Dataset items:
********************

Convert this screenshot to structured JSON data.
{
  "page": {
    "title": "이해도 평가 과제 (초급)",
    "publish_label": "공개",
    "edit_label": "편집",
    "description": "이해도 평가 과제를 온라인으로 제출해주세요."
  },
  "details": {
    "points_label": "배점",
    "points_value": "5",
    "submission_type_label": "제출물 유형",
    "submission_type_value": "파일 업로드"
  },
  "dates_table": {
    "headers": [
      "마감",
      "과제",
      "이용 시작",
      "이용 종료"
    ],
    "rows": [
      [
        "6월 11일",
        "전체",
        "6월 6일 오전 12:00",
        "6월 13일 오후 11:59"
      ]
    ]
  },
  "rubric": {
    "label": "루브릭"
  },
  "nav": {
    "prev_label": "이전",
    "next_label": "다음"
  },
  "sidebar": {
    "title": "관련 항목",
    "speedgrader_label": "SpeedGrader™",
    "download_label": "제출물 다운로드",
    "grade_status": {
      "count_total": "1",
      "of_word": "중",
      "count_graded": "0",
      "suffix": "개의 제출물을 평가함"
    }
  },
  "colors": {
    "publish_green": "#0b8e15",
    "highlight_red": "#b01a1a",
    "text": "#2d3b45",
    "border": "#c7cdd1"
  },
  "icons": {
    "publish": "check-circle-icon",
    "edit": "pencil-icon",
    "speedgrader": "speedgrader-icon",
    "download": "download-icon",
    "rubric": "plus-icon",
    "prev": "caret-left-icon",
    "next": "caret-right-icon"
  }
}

********************

▶ _WORK INSTRUCTIONS_
Quote every entry exactly.

▶ _FINAL RESULT_
Convert this screenshot to structured JSON data.
{
  "page": {
    "title": "이해도 평가 과제 (초급)",
    "publish_label": "공개",
    "edit_label": "편집",
    "description": "이해도 평가 과제를 온라인으로 제출해주세요."
  },
  "details": {
    "points_label": "배점",
    "points_value": "5",
    "submission_type_label": "제출물 유형",
    "submission_type_value": "파일 업로드"
  },
  "dates_table": {
    "headers": [
      "마감",
      "과제",
      "이용 시작",
      "이용 종료"
    ],
    "rows": [
      [
        "6월 11일",
        "전체",
        "6월 6일 오전 12:00",
        "6월 13일 오후 11:59"
      ]
    ]
  },
  "rubric": {
    "label": "루브릭"
  },
  "nav": {
    "prev_label": "이전",
    "next_label": "다음"
  },
  "sidebar": {
    "title": "관련 항목",
    "speedgrader_label": "SpeedGrader™",
    "download_label": "제출물 다운로드",
    "grade_status": {
      "count_total": "1",
      "of_word": "중",
      "count_graded": "0",
      "suffix": "개의 제출물을 평가함"
    }
  },
  "colors": {
    "publish_green": "#0b8e15",
    "highlight_red": "#b01a1a",
    "text": "#2d3b45",
    "border": "#c7cdd1"
  },
  "icons": {
    "publish": "check-circle-icon",
    "edit": "pencil-icon",
    "speedgrader": "speedgrader-icon",
    "download": "download-icon",
    "rubric": "plus-icon",
    "prev": "caret-left-icon",
    "next": "caret-right-icon"
  }
}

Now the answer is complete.